= To be done =
Keep the pictures out of the copy and repeat the records exactly.
== Material for the task ==
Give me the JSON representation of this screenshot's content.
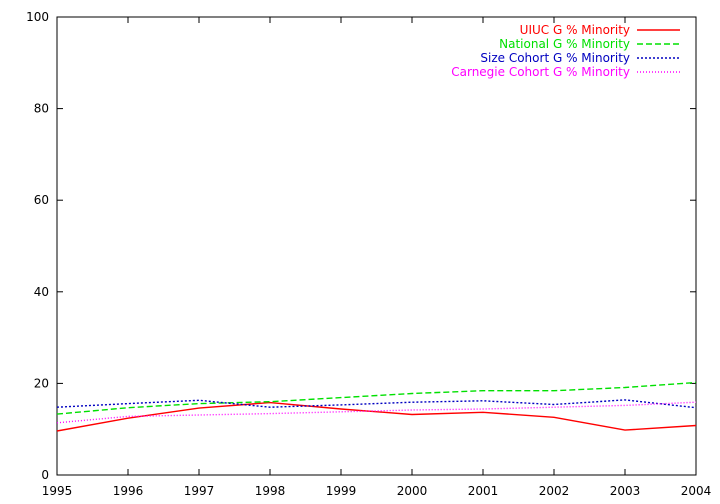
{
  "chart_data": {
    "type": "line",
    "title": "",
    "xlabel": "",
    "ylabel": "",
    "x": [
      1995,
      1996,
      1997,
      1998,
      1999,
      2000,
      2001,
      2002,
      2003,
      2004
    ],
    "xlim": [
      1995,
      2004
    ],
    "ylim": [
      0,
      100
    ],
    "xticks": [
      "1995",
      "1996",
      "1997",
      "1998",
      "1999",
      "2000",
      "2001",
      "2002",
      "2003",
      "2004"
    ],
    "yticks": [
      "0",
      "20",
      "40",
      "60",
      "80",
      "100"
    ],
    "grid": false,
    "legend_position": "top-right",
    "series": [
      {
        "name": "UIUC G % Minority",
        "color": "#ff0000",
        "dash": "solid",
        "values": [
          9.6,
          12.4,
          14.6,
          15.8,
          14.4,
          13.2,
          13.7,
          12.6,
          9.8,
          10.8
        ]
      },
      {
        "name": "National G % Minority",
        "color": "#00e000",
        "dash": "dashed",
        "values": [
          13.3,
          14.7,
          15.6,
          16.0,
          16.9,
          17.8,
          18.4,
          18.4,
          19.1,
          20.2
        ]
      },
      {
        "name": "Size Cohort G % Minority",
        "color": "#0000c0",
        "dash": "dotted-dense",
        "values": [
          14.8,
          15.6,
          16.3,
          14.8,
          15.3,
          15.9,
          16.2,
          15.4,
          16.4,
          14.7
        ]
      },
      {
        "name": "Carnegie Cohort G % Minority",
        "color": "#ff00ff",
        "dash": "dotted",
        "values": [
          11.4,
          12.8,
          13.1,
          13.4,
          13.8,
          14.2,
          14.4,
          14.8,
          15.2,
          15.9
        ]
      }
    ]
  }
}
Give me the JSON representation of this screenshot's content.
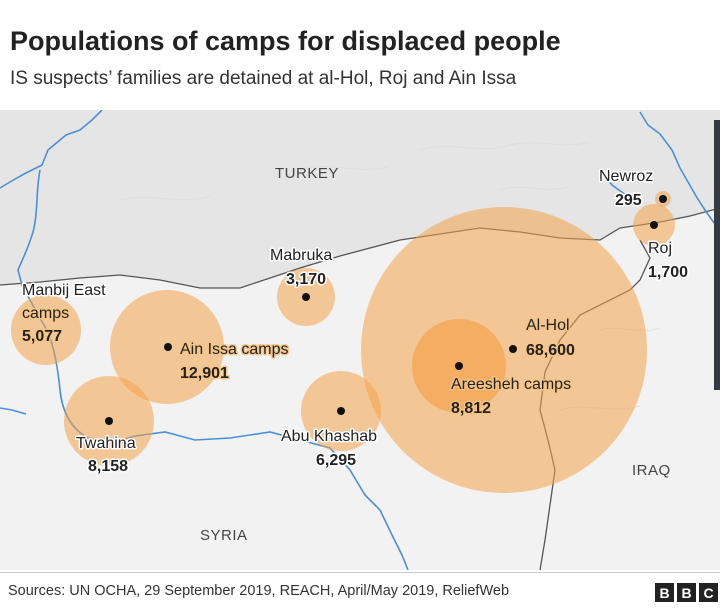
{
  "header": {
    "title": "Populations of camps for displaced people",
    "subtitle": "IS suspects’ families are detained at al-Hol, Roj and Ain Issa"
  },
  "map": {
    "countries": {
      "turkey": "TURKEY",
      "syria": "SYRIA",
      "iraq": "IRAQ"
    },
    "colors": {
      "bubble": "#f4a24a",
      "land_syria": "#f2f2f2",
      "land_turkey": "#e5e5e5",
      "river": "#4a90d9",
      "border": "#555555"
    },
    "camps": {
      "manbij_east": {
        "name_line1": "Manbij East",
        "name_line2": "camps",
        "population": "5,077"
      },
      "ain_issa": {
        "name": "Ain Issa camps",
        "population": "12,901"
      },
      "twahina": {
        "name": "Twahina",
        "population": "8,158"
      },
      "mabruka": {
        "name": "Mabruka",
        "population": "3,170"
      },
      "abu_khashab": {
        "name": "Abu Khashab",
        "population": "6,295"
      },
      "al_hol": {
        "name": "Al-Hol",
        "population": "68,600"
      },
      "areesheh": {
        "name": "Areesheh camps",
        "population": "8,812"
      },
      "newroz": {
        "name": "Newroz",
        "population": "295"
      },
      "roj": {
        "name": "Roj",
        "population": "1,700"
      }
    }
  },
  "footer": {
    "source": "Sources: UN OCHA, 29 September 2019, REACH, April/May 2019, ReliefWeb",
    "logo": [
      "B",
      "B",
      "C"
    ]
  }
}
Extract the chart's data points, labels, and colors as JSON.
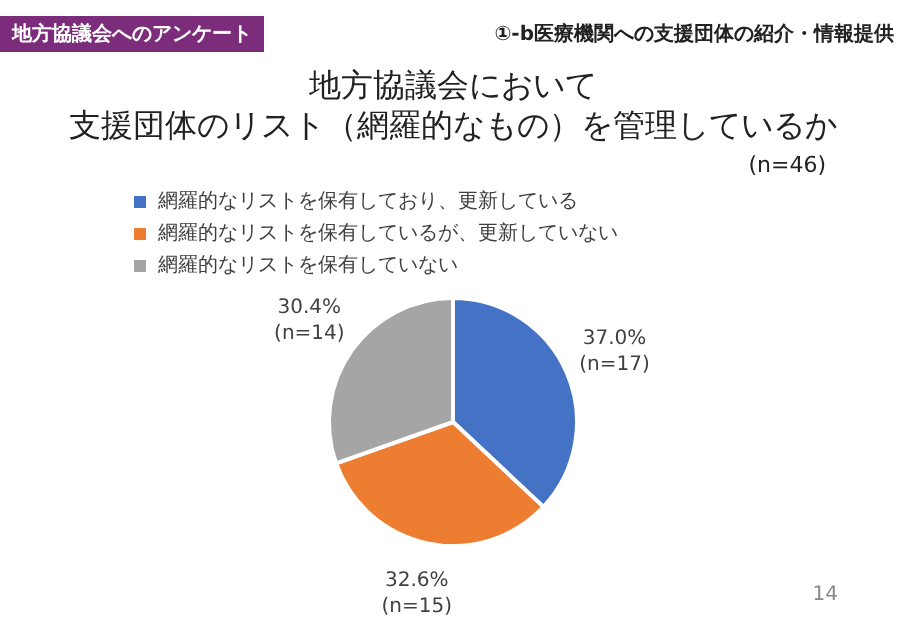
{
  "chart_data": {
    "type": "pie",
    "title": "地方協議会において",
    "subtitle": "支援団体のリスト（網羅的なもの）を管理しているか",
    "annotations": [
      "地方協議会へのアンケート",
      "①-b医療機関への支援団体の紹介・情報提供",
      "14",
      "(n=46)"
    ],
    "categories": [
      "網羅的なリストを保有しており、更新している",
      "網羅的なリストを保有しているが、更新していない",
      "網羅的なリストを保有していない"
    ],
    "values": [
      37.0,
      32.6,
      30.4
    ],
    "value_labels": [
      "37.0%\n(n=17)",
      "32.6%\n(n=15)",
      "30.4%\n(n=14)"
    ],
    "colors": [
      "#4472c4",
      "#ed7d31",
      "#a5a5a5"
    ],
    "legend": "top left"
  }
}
===
= Correct output =
Give me the JSON representation of this screenshot's content.
{
  "chart_data": {
    "type": "line",
    "title": "",
    "xlabel": "",
    "ylabel": "",
    "x": [
      1995,
      1996,
      1997,
      1998,
      1999,
      2000,
      2001,
      2002,
      2003,
      2004
    ],
    "xlim": [
      1995,
      2004
    ],
    "ylim": [
      0,
      100
    ],
    "xticks": [
      "1995",
      "1996",
      "1997",
      "1998",
      "1999",
      "2000",
      "2001",
      "2002",
      "2003",
      "2004"
    ],
    "yticks": [
      "0",
      "20",
      "40",
      "60",
      "80",
      "100"
    ],
    "grid": false,
    "legend_position": "top-right",
    "series": [
      {
        "name": "UIUC G % Minority",
        "color": "#ff0000",
        "dash": "solid",
        "values": [
          9.6,
          12.4,
          14.6,
          15.8,
          14.4,
          13.2,
          13.7,
          12.6,
          9.8,
          10.8
        ]
      },
      {
        "name": "National G % Minority",
        "color": "#00e000",
        "dash": "dashed",
        "values": [
          13.3,
          14.7,
          15.6,
          16.0,
          16.9,
          17.8,
          18.4,
          18.4,
          19.1,
          20.2
        ]
      },
      {
        "name": "Size Cohort G % Minority",
        "color": "#0000c0",
        "dash": "dotted-dense",
        "values": [
          14.8,
          15.6,
          16.3,
          14.8,
          15.3,
          15.9,
          16.2,
          15.4,
          16.4,
          14.7
        ]
      },
      {
        "name": "Carnegie Cohort G % Minority",
        "color": "#ff00ff",
        "dash": "dotted",
        "values": [
          11.4,
          12.8,
          13.1,
          13.4,
          13.8,
          14.2,
          14.4,
          14.8,
          15.2,
          15.9
        ]
      }
    ]
  }
}
Give me the JSON representation of this screenshot's content.
{
  "header": {
    "title": "Populations of camps for displaced people",
    "subtitle": "IS suspects’ families are detained at al-Hol, Roj and Ain Issa"
  },
  "map": {
    "countries": {
      "turkey": "TURKEY",
      "syria": "SYRIA",
      "iraq": "IRAQ"
    },
    "colors": {
      "bubble": "#f4a24a",
      "land_syria": "#f2f2f2",
      "land_turkey": "#e5e5e5",
      "river": "#4a90d9",
      "border": "#555555"
    },
    "camps": {
      "manbij_east": {
        "name_line1": "Manbij East",
        "name_line2": "camps",
        "population": "5,077"
      },
      "ain_issa": {
        "name": "Ain Issa camps",
        "population": "12,901"
      },
      "twahina": {
        "name": "Twahina",
        "population": "8,158"
      },
      "mabruka": {
        "name": "Mabruka",
        "population": "3,170"
      },
      "abu_khashab": {
        "name": "Abu Khashab",
        "population": "6,295"
      },
      "al_hol": {
        "name": "Al-Hol",
        "population": "68,600"
      },
      "areesheh": {
        "name": "Areesheh camps",
        "population": "8,812"
      },
      "newroz": {
        "name": "Newroz",
        "population": "295"
      },
      "roj": {
        "name": "Roj",
        "population": "1,700"
      }
    }
  },
  "footer": {
    "source": "Sources: UN OCHA, 29 September 2019, REACH, April/May 2019, ReliefWeb",
    "logo": [
      "B",
      "B",
      "C"
    ]
  }
}
Extract the chart's data points, labels, and colors as JSON.
{
  "chart_data": {
    "type": "pie",
    "title": "地方協議会において",
    "subtitle": "支援団体のリスト（網羅的なもの）を管理しているか",
    "annotations": [
      "地方協議会へのアンケート",
      "①-b医療機関への支援団体の紹介・情報提供",
      "14",
      "(n=46)"
    ],
    "categories": [
      "網羅的なリストを保有しており、更新している",
      "網羅的なリストを保有しているが、更新していない",
      "網羅的なリストを保有していない"
    ],
    "values": [
      37.0,
      32.6,
      30.4
    ],
    "value_labels": [
      "37.0%\n(n=17)",
      "32.6%\n(n=15)",
      "30.4%\n(n=14)"
    ],
    "colors": [
      "#4472c4",
      "#ed7d31",
      "#a5a5a5"
    ],
    "legend": "top left"
  }
}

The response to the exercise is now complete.